Extract to read:
So often we see that it's important to be able to uh you know, run neural networks or ml on very small devices. So there's this whole field called tiny ml that we're really focusing on you know minimizing the energy costs on these tiny little devices, but at the same time you also want efficiency um in the cloud as well, and some of those challenges are very similar.

A

Ideally, you would have one design where you design uh can scale to increase the number of resources like number of keys and memory it can scale and cover these various different use, use cases um again so just to kind of give an idea of what are the challenges in terms of flexibility and scalability.

A

So one of the issues is that these days, given that there's so many different techniques to make dnns efficient from things like network pruning, so setting waste to zero coming up with efficient architecture, so you know decomposing and using smaller filters and reducing precision, um there's actually no guarantee from a hardware perspective, in terms of which of these algorithms are actually going to be. um You know, enabled or run on that hardware itself, so we need very efficient, dnn, processing or hardware.

A

So this it kind of demands the dnn processor even more flexible, given the amount of efficient approaches that have been presented in the past um and just to give you an idea of some of the challenges here. So in existing dnn accelerators, they often rely on certain properties of the dnn model to achieve higher efficiency. So, for example, one key approach to achieve efficiency is to reduce memory access. We said data movements are expensive, so you want to reduce memory access across the pe array.

A

So, for example, if you read once you want to amortize that that cost across the uh array itself so read one weight and reuse it across the entire array read when activation, we use it across the array itself vertically, um but the amount of reuse you have depends on the number of channels you might have and the feature map and batch size of the dnn model itself right.

A

So given these are two kind of configurations down here in terms of how we might exploit the reuse- and we know that these days, given the amount of great research, that's happened in efficient network architectures.

A

We might not have the opportunity to be able to exploit reuse in all of these dimensions, for example, if we think of the depth wise layer, um you know it only has one channel so in the dimension, where we're trying to exploit reuse across number of channels. uh These types of arc- uh hardware, processors, architecture's gonna pro- are gonna perform poorly themselves. So we need to kind of really rethink in terms of how we're designing our hardware so that, regardless of the dnn model, we can still um basically process them efficiently.

A

That might be, you know, having hardware, that's efficient enough, so that you know you might not have reuse in the channel dimension. Can I actually support reuse in some of the other dimensions right or can I have enough bandwidth so that I can still keep my um processing elements busy? So can I design a network on chip that has higher throughput bandwidth, um and so that was what we explored in the second version of iris, really it focused on balancing efficiency and flexibility.

Material shown:
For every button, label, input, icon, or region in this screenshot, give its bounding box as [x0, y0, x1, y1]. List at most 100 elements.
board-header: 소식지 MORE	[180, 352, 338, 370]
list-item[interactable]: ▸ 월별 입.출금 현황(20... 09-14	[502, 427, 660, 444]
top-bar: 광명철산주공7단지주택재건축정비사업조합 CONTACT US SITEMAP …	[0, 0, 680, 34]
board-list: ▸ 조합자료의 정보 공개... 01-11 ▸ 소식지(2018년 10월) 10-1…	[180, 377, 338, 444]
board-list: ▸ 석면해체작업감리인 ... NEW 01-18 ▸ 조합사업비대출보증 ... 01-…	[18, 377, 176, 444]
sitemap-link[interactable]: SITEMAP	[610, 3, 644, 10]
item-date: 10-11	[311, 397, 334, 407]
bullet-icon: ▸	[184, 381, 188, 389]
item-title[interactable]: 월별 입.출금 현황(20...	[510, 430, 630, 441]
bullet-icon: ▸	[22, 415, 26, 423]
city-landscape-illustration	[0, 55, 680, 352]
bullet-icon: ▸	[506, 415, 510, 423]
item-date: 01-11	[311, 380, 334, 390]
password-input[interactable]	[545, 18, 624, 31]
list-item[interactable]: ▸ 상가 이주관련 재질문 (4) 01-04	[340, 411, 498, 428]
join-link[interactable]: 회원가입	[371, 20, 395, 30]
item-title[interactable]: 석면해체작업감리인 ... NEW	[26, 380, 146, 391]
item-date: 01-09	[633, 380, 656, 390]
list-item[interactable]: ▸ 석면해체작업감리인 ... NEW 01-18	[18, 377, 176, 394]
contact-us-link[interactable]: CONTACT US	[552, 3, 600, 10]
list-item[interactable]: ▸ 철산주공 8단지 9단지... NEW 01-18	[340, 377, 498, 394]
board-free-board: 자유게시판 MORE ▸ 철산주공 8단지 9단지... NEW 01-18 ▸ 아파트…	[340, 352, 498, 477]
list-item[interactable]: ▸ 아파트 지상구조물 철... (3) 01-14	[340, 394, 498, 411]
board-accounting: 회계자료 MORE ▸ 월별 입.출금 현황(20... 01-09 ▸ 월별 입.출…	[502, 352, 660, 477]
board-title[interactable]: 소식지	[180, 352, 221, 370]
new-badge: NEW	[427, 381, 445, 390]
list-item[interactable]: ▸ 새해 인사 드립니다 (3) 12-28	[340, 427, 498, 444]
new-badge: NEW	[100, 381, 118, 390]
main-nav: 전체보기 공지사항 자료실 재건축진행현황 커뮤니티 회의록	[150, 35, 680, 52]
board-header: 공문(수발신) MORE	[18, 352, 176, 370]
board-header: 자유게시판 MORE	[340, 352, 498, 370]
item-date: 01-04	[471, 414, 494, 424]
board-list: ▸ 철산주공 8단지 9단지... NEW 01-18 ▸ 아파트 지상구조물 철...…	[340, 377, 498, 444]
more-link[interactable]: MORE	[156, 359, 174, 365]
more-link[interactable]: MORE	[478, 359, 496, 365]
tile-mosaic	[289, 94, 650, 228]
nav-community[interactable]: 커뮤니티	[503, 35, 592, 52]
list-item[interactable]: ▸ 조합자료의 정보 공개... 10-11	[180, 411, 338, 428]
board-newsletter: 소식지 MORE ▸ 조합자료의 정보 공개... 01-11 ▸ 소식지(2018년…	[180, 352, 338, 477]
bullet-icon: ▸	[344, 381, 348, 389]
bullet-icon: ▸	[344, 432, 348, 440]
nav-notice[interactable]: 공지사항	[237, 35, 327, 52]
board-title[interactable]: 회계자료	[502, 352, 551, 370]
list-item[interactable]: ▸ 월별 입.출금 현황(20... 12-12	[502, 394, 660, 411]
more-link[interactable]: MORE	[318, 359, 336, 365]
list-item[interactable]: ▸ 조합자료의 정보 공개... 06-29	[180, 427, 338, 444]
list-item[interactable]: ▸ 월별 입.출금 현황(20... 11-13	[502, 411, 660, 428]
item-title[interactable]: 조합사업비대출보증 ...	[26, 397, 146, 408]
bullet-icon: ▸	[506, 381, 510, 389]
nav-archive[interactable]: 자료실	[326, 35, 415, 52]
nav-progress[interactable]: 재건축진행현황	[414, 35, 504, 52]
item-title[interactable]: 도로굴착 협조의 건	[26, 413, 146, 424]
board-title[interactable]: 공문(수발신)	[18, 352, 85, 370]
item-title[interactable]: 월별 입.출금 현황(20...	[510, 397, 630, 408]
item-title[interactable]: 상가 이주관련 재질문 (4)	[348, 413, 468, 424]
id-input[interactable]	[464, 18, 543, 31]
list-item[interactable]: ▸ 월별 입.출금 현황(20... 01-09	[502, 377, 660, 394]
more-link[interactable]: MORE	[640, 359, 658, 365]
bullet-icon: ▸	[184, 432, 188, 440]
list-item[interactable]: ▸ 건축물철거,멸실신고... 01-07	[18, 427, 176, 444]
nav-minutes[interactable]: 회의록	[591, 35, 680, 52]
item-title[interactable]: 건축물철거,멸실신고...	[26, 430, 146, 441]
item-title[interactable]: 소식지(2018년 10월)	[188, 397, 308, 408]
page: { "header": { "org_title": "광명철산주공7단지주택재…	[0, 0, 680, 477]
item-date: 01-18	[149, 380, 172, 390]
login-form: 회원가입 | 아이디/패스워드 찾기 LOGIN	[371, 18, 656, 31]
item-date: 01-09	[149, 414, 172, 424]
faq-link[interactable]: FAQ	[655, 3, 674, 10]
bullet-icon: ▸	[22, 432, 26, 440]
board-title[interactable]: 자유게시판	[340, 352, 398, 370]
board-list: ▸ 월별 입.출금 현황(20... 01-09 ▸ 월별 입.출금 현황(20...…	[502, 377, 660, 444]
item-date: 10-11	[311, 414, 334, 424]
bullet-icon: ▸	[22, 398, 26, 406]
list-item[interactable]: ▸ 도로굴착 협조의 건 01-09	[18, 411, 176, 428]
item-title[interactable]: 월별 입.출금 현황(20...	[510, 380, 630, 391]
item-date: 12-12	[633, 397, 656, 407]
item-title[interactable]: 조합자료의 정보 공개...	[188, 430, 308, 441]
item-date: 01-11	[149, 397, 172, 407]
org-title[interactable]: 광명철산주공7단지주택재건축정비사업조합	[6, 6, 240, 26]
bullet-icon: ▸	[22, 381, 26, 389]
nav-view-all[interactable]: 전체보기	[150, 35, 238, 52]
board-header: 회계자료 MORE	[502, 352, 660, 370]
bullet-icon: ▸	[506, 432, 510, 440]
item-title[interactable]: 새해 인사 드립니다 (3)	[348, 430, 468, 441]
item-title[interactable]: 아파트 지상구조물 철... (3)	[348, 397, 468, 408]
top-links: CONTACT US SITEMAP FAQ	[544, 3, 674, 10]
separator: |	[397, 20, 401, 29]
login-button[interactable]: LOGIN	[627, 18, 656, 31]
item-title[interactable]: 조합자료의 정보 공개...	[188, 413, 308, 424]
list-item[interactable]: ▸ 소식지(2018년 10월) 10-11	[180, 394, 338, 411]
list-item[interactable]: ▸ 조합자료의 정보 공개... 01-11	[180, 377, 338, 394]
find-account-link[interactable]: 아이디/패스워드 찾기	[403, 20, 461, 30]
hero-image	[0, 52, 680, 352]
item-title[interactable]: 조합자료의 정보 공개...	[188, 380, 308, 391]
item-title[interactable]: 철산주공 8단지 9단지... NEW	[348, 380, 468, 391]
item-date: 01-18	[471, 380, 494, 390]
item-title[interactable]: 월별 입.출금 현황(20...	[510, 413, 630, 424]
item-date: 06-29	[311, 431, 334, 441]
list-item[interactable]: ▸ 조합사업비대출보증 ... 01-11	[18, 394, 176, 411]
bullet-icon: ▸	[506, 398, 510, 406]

...

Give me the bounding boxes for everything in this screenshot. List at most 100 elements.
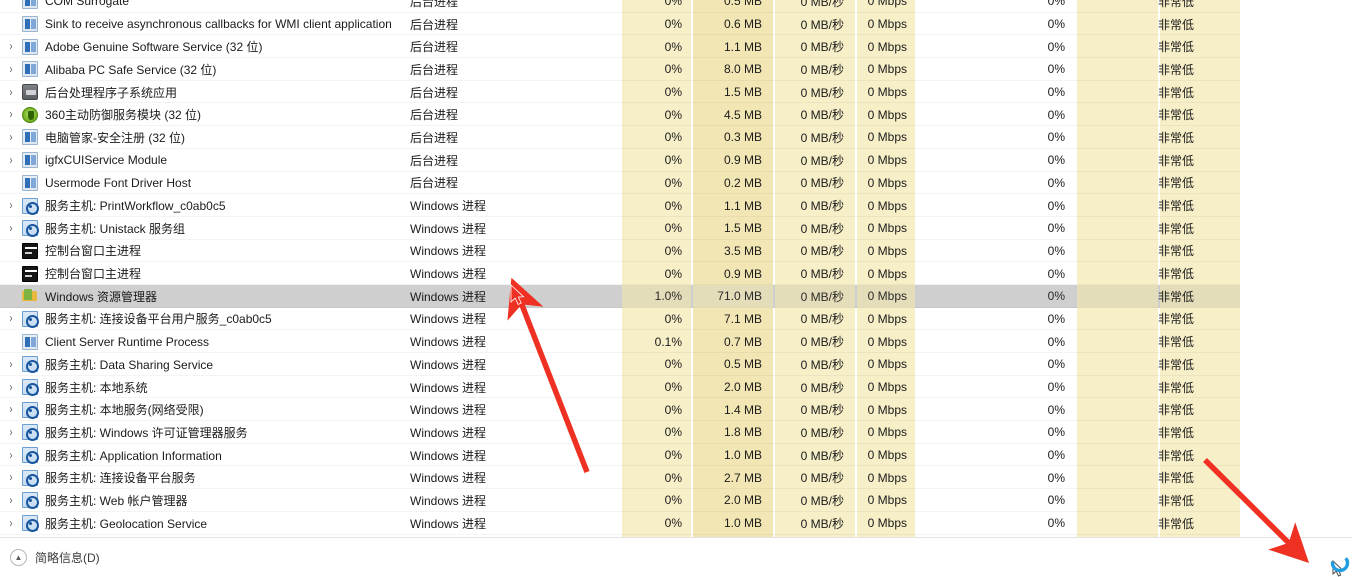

What this task involves:
Answer these questions from the transcript on efficient DNN hardware:
1. What is the field called that focuses on minimizing energy costs on very small devices?
2. How many channels does a depth-wise layer have?
3. What did the second version of the design focus on?
Use only the transcript as the basis for your answers.

Exercise result:
1. Tiny ML.
2. One channel.
3. Balancing efficiency and flexibility.